— Start Extracted entries —
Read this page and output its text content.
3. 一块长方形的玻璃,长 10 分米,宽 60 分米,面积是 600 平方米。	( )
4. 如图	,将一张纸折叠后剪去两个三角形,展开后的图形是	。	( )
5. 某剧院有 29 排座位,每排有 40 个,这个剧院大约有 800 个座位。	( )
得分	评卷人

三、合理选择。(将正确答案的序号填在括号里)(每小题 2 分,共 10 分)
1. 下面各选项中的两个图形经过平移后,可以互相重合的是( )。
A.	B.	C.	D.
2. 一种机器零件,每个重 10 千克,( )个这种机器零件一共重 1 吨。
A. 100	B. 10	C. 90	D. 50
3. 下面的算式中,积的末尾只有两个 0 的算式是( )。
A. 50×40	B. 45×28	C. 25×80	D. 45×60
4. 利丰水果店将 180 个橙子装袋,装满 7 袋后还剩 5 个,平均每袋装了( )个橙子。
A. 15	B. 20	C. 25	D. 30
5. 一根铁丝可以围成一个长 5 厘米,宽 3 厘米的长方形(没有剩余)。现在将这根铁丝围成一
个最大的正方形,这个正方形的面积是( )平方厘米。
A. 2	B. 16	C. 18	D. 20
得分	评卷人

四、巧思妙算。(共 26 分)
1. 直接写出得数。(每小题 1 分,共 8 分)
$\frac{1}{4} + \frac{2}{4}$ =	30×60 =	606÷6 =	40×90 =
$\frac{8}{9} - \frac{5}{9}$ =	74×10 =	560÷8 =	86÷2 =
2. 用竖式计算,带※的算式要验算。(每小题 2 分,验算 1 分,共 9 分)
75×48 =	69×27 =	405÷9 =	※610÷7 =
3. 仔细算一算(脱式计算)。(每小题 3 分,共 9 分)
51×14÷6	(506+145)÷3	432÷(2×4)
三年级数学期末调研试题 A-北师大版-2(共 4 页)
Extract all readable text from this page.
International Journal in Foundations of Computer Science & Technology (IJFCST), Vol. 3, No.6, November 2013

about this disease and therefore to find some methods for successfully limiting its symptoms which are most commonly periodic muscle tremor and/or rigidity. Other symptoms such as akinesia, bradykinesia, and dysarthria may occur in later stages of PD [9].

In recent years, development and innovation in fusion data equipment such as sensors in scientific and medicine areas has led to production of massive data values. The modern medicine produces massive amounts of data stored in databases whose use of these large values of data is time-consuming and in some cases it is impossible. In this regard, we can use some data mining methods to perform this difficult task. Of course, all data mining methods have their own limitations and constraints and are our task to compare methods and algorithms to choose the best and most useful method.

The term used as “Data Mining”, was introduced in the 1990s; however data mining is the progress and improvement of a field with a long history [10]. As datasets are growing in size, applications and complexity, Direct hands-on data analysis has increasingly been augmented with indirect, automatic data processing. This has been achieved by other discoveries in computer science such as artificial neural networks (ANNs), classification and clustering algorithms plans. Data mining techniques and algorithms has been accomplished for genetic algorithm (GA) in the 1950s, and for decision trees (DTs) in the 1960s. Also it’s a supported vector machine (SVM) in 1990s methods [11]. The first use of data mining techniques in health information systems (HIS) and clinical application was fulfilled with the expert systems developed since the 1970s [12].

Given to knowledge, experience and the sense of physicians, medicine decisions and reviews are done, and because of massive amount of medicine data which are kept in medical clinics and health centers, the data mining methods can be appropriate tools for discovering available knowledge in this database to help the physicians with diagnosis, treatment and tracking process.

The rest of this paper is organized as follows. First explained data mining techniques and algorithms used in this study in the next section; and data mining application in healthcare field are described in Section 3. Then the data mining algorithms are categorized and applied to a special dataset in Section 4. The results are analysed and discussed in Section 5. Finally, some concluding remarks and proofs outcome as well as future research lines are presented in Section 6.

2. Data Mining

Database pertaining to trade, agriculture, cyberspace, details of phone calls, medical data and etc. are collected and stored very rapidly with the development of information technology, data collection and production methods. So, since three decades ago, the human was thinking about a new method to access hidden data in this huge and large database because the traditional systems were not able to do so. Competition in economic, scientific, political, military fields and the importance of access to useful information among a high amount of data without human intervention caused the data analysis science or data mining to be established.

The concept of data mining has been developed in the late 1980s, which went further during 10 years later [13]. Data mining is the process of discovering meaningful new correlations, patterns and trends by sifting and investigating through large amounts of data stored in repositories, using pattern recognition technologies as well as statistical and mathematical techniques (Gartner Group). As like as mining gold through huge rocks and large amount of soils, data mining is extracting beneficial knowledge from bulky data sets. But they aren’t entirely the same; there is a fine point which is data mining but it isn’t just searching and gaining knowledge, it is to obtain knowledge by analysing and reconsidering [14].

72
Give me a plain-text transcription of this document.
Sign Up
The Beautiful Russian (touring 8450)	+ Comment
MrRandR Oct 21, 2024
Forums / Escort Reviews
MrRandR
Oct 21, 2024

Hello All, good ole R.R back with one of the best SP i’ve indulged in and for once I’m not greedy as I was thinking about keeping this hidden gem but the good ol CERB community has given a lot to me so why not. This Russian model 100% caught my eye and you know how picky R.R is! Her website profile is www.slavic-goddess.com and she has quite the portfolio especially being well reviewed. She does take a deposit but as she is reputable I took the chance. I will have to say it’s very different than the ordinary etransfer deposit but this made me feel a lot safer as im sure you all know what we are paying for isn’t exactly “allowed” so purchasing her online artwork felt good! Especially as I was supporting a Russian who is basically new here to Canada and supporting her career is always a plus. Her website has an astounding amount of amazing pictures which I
— End Extracted entries —
> Stated goal
Identify and extract each line of the listing that contains "text".

> Response to this task
Read this page and output its text content.
Extract all readable text from this page.
Give me a plain-text transcription of this document.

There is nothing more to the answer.